Source data:

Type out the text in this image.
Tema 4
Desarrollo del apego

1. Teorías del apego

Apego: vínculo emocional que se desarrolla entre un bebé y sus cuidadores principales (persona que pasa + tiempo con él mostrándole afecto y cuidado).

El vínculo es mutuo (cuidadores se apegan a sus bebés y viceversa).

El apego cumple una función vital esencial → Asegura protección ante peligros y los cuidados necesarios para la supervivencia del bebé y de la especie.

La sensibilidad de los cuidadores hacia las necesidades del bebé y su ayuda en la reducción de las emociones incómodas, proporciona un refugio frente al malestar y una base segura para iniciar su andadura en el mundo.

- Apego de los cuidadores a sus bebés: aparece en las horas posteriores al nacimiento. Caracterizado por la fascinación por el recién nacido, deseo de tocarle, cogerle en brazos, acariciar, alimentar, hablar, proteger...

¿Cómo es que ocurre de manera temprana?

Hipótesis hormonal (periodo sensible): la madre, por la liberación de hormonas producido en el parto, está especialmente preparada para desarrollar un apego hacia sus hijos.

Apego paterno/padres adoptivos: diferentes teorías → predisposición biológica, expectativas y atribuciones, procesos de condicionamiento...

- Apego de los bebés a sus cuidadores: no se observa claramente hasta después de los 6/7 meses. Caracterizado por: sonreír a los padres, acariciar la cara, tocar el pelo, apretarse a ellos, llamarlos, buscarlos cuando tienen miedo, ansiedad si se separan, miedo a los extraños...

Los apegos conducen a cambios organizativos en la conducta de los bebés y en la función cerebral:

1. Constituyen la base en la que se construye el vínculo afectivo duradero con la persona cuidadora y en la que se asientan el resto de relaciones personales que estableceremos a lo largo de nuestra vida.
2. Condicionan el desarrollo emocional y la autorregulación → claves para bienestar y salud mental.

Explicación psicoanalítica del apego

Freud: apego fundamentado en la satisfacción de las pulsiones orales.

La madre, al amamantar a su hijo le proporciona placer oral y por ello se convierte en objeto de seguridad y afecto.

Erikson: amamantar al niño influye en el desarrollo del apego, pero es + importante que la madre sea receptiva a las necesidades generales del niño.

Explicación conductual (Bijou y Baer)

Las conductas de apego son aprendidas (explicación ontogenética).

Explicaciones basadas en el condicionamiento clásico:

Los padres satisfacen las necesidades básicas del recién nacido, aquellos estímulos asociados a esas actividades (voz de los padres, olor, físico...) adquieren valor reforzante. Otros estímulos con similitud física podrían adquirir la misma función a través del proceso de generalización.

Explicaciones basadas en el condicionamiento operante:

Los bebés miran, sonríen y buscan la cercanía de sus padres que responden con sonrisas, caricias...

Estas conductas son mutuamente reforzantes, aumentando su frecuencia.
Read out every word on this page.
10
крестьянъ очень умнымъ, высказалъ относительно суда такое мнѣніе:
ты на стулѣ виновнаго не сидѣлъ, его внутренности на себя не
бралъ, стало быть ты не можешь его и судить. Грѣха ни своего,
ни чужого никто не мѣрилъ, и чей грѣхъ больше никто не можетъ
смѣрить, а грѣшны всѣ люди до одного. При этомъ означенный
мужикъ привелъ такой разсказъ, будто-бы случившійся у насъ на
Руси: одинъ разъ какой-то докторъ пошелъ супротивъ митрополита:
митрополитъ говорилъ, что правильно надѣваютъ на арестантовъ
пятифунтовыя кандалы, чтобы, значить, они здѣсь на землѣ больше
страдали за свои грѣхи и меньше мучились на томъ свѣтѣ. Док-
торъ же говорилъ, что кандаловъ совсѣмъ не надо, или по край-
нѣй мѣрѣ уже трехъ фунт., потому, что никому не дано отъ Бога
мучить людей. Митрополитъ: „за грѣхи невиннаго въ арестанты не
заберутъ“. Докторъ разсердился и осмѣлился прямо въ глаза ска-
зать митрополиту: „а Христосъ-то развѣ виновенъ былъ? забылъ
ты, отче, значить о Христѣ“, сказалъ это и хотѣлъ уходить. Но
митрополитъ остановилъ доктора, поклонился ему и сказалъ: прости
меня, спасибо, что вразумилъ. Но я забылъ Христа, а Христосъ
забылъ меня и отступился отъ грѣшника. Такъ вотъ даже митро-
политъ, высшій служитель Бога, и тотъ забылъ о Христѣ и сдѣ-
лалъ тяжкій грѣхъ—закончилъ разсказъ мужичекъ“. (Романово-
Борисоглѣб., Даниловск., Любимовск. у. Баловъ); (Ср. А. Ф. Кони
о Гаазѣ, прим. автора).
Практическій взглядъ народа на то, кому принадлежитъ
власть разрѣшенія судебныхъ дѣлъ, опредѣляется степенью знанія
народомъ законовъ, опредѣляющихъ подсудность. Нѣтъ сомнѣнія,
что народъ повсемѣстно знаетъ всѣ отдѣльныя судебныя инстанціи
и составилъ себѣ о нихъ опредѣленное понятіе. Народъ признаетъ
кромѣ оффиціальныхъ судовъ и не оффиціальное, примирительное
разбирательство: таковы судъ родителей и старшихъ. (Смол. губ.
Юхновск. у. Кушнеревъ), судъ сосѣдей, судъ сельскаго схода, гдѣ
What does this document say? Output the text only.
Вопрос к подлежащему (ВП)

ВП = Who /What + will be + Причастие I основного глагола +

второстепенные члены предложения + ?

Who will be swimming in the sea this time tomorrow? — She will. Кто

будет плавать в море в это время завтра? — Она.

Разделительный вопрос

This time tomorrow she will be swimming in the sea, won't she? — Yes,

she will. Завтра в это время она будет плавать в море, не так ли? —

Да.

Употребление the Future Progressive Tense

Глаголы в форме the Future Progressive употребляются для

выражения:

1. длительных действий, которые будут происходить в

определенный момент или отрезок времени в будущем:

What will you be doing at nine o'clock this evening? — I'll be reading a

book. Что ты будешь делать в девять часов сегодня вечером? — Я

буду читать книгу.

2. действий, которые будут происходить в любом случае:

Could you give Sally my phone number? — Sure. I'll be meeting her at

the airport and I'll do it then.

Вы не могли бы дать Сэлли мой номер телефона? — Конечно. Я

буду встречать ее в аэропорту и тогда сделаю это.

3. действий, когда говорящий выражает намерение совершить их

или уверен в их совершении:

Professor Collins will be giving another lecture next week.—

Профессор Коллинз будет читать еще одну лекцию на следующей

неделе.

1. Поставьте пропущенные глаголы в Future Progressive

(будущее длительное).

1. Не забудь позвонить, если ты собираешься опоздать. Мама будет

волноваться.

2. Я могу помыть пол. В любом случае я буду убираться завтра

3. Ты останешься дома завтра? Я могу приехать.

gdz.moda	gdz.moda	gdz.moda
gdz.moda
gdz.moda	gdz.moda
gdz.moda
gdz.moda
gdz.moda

Goal: Filter for "amamantar". Return all lines that hold it.

Solution to this task:
La madre, al amamantar a su hijo le proporciona placer oral y por ello se convierte en objeto de seguridad y afecto.
Erikson: amamantar al niño influye en el desarrollo del apego, pero es + importante que la madre sea receptiva a las necesidades generales del niño.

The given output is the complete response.